**PROBLEM TO WORK ON**
Reproduce the material word for word; the images stay out.

Stored entries:
------------------------------
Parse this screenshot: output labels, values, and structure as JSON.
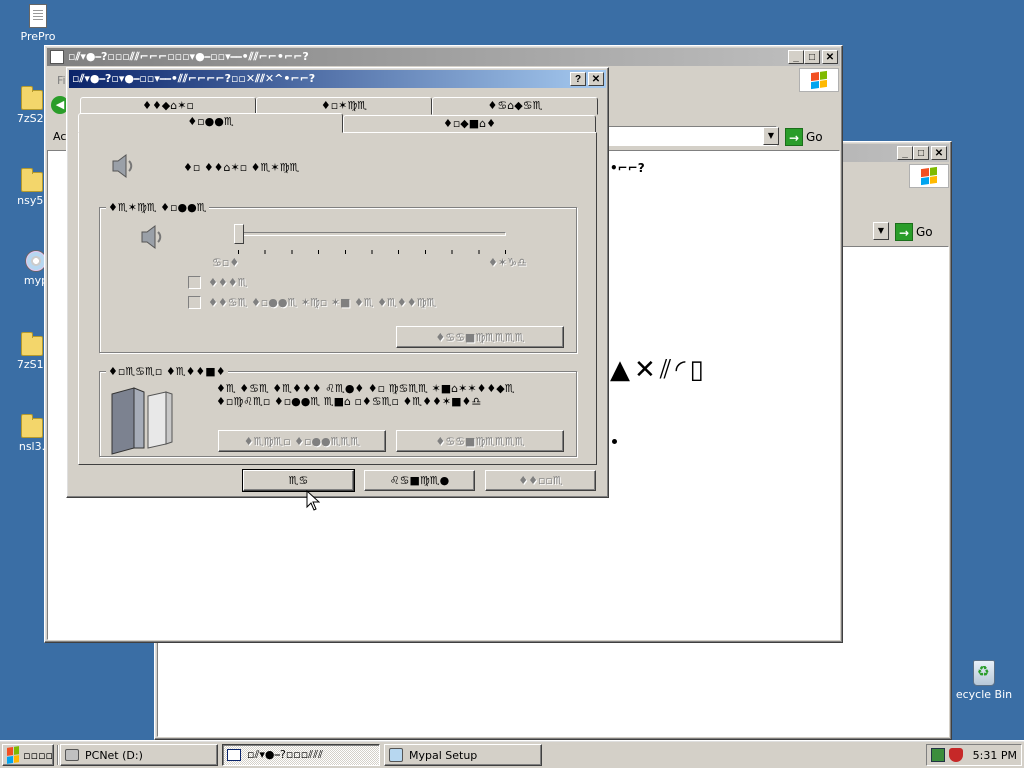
{
  "desktop": {
    "icons": [
      {
        "label": "PrePro"
      },
      {
        "label": "7zS2."
      },
      {
        "label": "nsy5."
      },
      {
        "label": "myp"
      },
      {
        "label": "7zS1."
      },
      {
        "label": "nsl3."
      },
      {
        "label": "ecycle Bin"
      }
    ]
  },
  "back_window": {
    "title": "",
    "go_label": "Go"
  },
  "middle_window": {
    "title": "▫⫽▾●⎯?▫▫▫⫽⫽⌐⌐⌐▫▫▫▾●⎯▫▫▾⎯⎯•⫽⫽⌐⌐•⌐⌐?",
    "menu_first": "Fi",
    "address_label": "Ac",
    "go_label": "Go",
    "body_text": "•⌐⌐?",
    "large_glyphs": "▲✕⫽◜▯"
  },
  "dialog": {
    "title": "▫⫽▾●⎯?▫▾●⎯▫▫▾⎯⎯•⫽⫽⌐⌐⌐⌐?▫▫✕⫽⫽✕^•⌐⌐?",
    "help": "?",
    "close": "✕",
    "tabs_row1": [
      "♦♦◆⌂✶▫",
      "♦▫✶♍♏",
      "♦♋⌂◆♋♏"
    ],
    "tabs_row2": [
      "♦▫●●♏",
      "♦▫◆■⌂♦"
    ],
    "device_volume_label": "♦▫ ♦♦⌂✶▫ ♦♏✶♍♏",
    "group1": {
      "legend": "♦♏✶♍♏ ♦▫●●♏",
      "slider_level_pct": 0,
      "slider_low": "♋▫♦",
      "slider_high": "♦✶♑♎",
      "mute_label": "♦♦♦♏",
      "tray_label": "♦♦♋♏ ♦▫●●♏ ✶♍▫ ✶■ ♦♏ ♦♏♦♦♍♏",
      "advanced_btn": "♦♋♋■♍♏♏♏♏"
    },
    "group2": {
      "legend": "♦▫♏♋♏▫ ♦♏♦♦■♦",
      "description": "♦♏ ♦♋♏ ♦♏♦♦♦ ♌♏●♦ ♦▫ ♍♋♏♏ ✶■⌂✶✶♦♦◆♏ ♦▫♍♌♏▫ ♦▫●●♏ ♏■⌂ ▫♦♋♏▫ ♦♏♦♦✶■♦♎",
      "volume_btn": "♦♏♍♏▫ ♦▫●●♏♏♏",
      "advanced_btn": "♦♋♋■♍♏♏♏♏"
    },
    "buttons": {
      "ok": "♏♋",
      "cancel": "♌♋■♍♏●",
      "apply": "♦♦▫▫♏"
    }
  },
  "taskbar": {
    "start_label": "▫▫▫▫",
    "tasks": [
      {
        "label": "PCNet (D:)"
      },
      {
        "label": "▫⫽▾●⎯?▫▫▫⫽⫽⫽"
      },
      {
        "label": "Mypal Setup"
      }
    ],
    "clock": "5:31 PM"
  },
  "colors": {
    "desktop": "#3a6ea5",
    "title_active_start": "#0a246a",
    "title_active_end": "#a6caf0",
    "face": "#d4d0c8"
  }
}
------------------------------
**THE SOLUTION**
Parse this screenshot: output labels, values, and structure as JSON.
{
  "desktop": {
    "icons": [
      {
        "label": "PrePro"
      },
      {
        "label": "7zS2."
      },
      {
        "label": "nsy5."
      },
      {
        "label": "myp"
      },
      {
        "label": "7zS1."
      },
      {
        "label": "nsl3."
      },
      {
        "label": "ecycle Bin"
      }
    ]
  },
  "back_window": {
    "title": "",
    "go_label": "Go"
  },
  "middle_window": {
    "title": "▫⫽▾●⎯?▫▫▫⫽⫽⌐⌐⌐▫▫▫▾●⎯▫▫▾⎯⎯•⫽⫽⌐⌐•⌐⌐?",
    "menu_first": "Fi",
    "address_label": "Ac",
    "go_label": "Go",
    "body_text": "•⌐⌐?",
    "large_glyphs": "▲✕⫽◜▯"
  },
  "dialog": {
    "title": "▫⫽▾●⎯?▫▾●⎯▫▫▾⎯⎯•⫽⫽⌐⌐⌐⌐?▫▫✕⫽⫽✕^•⌐⌐?",
    "help": "?",
    "close": "✕",
    "tabs_row1": [
      "♦♦◆⌂✶▫",
      "♦▫✶♍♏",
      "♦♋⌂◆♋♏"
    ],
    "tabs_row2": [
      "♦▫●●♏",
      "♦▫◆■⌂♦"
    ],
    "device_volume_label": "♦▫ ♦♦⌂✶▫ ♦♏✶♍♏",
    "group1": {
      "legend": "♦♏✶♍♏ ♦▫●●♏",
      "slider_level_pct": 0,
      "slider_low": "♋▫♦",
      "slider_high": "♦✶♑♎",
      "mute_label": "♦♦♦♏",
      "tray_label": "♦♦♋♏ ♦▫●●♏ ✶♍▫ ✶■ ♦♏ ♦♏♦♦♍♏",
      "advanced_btn": "♦♋♋■♍♏♏♏♏"
    },
    "group2": {
      "legend": "♦▫♏♋♏▫ ♦♏♦♦■♦",
      "description": "♦♏ ♦♋♏ ♦♏♦♦♦ ♌♏●♦ ♦▫ ♍♋♏♏ ✶■⌂✶✶♦♦◆♏ ♦▫♍♌♏▫ ♦▫●●♏ ♏■⌂ ▫♦♋♏▫ ♦♏♦♦✶■♦♎",
      "volume_btn": "♦♏♍♏▫ ♦▫●●♏♏♏",
      "advanced_btn": "♦♋♋■♍♏♏♏♏"
    },
    "buttons": {
      "ok": "♏♋",
      "cancel": "♌♋■♍♏●",
      "apply": "♦♦▫▫♏"
    }
  },
  "taskbar": {
    "start_label": "▫▫▫▫",
    "tasks": [
      {
        "label": "PCNet (D:)"
      },
      {
        "label": "▫⫽▾●⎯?▫▫▫⫽⫽⫽"
      },
      {
        "label": "Mypal Setup"
      }
    ],
    "clock": "5:31 PM"
  },
  "colors": {
    "desktop": "#3a6ea5",
    "title_active_start": "#0a246a",
    "title_active_end": "#a6caf0",
    "face": "#d4d0c8"
  }
}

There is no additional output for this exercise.